» INSTRUCTIONS FOR THE TASK: Using the data beneath, show every line that includes the word "vasilitsa".

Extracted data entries
◇ ◇ ◇ ◇ ◇ ◇ ◇

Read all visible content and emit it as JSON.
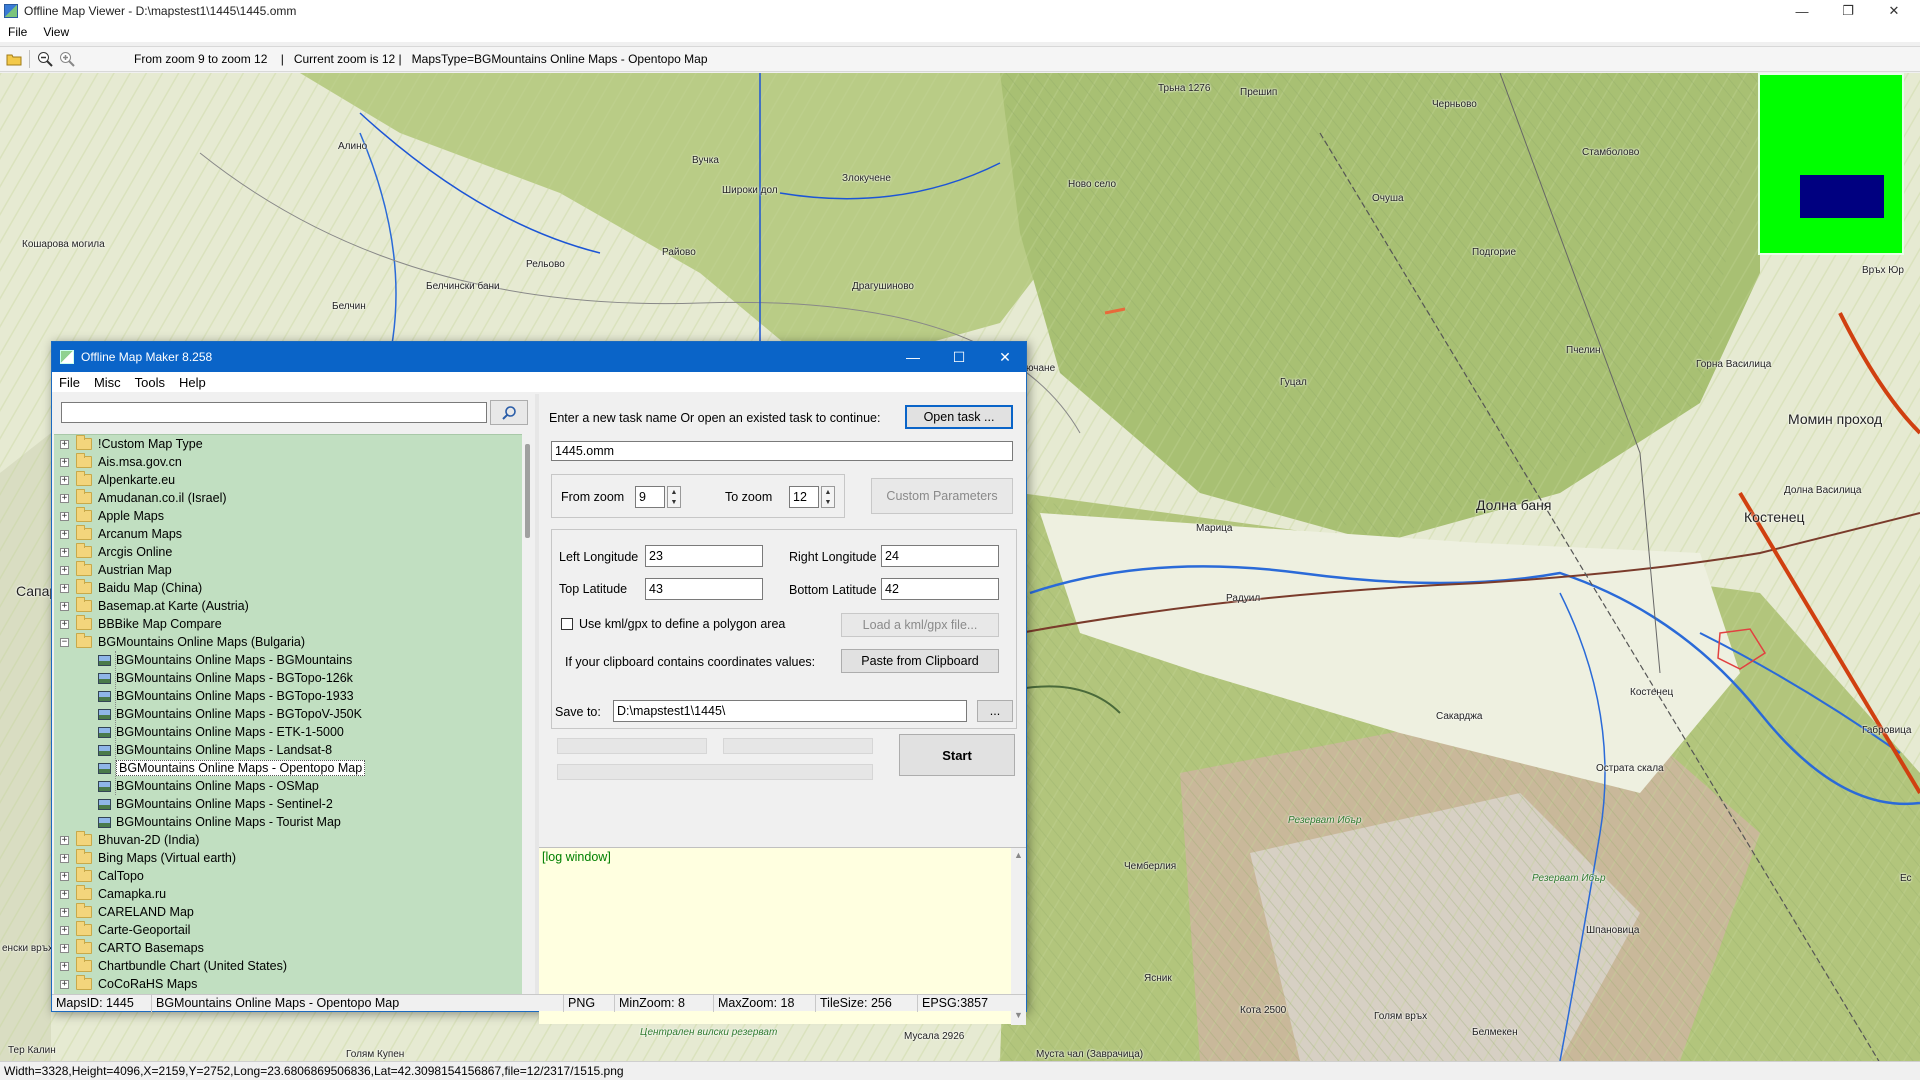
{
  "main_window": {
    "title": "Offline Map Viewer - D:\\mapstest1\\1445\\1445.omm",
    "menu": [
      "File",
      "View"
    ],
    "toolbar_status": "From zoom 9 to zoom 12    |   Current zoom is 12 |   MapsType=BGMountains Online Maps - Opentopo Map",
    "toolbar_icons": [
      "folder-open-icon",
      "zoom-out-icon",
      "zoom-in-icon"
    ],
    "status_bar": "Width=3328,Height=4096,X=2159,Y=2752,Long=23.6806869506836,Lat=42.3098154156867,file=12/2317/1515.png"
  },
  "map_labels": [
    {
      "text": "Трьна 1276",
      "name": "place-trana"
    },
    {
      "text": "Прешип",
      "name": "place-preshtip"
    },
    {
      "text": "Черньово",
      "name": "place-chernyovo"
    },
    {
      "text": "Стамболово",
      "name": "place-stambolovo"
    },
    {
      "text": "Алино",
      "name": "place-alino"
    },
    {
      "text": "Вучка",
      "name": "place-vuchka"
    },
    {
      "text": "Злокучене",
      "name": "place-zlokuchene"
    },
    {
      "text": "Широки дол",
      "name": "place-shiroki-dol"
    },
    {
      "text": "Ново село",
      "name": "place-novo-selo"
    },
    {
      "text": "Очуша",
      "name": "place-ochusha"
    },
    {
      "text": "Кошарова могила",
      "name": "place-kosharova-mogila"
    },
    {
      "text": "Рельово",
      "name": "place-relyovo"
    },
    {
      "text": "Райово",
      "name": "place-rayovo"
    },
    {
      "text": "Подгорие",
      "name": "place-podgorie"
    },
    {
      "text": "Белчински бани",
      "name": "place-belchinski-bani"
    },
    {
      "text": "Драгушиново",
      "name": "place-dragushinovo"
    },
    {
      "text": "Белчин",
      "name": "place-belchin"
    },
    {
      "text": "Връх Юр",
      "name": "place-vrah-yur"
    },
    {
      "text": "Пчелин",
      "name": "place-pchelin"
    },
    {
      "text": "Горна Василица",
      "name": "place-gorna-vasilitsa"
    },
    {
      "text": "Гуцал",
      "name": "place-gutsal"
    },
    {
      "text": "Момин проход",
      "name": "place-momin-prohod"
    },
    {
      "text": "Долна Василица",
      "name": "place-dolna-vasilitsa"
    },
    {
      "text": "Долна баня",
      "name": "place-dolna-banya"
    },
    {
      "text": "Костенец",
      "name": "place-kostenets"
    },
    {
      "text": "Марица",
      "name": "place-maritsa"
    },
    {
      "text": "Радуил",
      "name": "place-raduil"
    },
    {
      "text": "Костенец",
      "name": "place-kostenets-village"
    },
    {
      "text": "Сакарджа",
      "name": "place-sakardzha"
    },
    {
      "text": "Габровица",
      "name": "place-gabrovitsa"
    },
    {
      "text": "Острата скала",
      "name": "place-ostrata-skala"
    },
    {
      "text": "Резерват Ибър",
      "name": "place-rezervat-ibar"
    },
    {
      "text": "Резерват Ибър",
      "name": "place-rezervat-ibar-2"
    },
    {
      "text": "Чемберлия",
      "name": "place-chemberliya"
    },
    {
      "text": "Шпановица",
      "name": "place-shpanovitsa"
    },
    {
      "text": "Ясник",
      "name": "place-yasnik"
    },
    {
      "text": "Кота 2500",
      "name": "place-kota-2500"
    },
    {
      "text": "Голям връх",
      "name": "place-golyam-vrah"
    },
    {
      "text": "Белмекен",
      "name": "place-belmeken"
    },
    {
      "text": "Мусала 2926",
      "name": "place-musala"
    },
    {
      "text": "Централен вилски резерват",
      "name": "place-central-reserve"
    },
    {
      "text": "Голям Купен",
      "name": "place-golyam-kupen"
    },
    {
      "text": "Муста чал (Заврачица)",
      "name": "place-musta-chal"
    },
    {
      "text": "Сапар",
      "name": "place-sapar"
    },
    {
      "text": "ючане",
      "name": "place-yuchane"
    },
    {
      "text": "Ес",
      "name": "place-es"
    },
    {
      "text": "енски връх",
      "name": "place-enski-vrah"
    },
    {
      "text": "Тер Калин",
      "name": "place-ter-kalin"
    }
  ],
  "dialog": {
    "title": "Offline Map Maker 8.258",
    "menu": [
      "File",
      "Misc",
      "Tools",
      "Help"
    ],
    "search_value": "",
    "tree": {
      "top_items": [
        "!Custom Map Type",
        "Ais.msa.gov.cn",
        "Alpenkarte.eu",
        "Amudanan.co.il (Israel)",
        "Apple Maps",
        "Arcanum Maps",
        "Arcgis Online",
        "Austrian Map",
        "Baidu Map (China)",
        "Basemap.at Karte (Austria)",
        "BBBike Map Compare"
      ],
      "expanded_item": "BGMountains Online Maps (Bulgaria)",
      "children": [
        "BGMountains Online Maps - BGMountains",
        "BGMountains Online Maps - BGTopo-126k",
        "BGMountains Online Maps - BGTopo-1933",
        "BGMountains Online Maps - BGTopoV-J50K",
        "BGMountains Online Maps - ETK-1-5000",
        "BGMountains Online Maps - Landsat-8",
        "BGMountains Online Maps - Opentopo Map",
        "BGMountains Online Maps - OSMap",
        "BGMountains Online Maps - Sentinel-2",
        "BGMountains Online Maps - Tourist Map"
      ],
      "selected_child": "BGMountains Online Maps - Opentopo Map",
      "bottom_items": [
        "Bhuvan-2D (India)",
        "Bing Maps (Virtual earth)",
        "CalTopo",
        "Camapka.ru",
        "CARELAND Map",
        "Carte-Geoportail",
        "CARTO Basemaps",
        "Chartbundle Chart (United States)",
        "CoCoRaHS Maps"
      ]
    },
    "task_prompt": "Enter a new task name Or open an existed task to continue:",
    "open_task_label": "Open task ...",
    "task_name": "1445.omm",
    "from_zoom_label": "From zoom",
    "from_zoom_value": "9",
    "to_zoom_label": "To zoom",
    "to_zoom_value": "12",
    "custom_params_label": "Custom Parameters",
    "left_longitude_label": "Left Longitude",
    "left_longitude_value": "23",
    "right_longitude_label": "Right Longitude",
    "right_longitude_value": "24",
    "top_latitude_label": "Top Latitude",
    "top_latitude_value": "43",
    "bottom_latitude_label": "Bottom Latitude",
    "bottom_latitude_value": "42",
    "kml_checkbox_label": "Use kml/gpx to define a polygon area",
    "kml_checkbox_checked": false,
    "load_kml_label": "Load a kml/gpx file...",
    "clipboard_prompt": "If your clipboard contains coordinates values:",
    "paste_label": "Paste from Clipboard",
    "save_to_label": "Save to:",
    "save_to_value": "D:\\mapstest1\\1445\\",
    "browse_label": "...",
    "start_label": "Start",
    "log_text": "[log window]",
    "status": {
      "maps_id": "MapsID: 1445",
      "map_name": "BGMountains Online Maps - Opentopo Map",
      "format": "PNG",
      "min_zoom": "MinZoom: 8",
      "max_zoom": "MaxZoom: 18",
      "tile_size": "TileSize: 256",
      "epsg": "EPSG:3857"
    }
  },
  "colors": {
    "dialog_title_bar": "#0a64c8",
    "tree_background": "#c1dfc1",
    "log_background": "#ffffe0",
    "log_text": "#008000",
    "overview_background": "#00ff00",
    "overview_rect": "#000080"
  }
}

◇ ◇ ◇ ◇ ◇ ◇ ◇

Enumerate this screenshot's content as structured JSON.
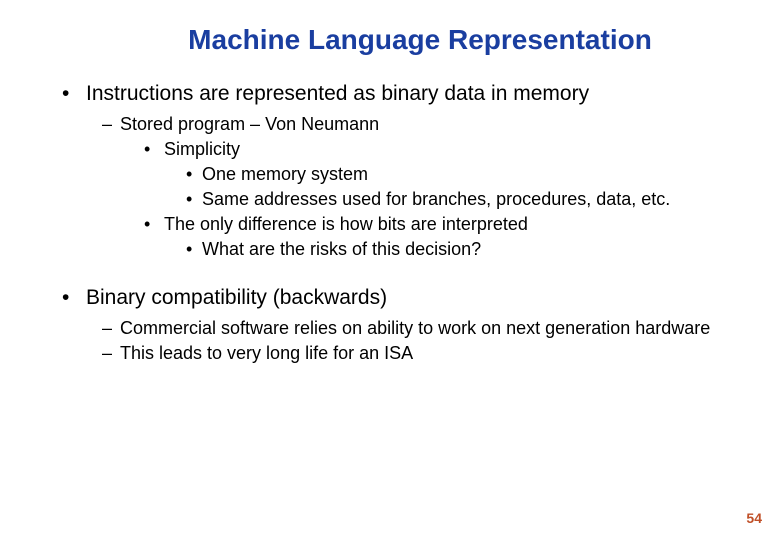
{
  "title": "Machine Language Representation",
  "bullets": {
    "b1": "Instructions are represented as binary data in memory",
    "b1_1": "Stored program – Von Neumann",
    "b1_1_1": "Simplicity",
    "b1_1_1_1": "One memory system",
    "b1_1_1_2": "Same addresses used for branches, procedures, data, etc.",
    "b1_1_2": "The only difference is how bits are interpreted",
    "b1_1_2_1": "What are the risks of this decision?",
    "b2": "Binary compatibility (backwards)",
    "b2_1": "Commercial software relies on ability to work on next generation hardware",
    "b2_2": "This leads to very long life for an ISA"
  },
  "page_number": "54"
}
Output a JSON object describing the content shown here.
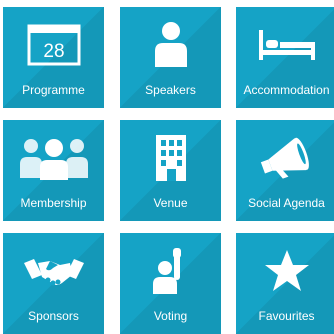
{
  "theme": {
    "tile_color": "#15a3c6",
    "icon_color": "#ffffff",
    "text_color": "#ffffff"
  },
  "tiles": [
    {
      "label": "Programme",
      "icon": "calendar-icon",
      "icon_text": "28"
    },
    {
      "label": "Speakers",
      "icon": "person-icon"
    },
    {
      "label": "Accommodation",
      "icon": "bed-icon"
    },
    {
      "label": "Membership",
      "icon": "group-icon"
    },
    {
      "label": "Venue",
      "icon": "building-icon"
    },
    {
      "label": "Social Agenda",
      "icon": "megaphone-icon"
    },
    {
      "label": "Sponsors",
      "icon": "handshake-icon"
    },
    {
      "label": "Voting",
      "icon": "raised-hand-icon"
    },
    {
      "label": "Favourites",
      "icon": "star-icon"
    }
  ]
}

◇ ◇ ◇ ◇ ◇ ◇ ◇

» COMPLETED TASK:
      "name": "place-gorna-vasilitsa"
      "name": "place-dolna-vasilitsa"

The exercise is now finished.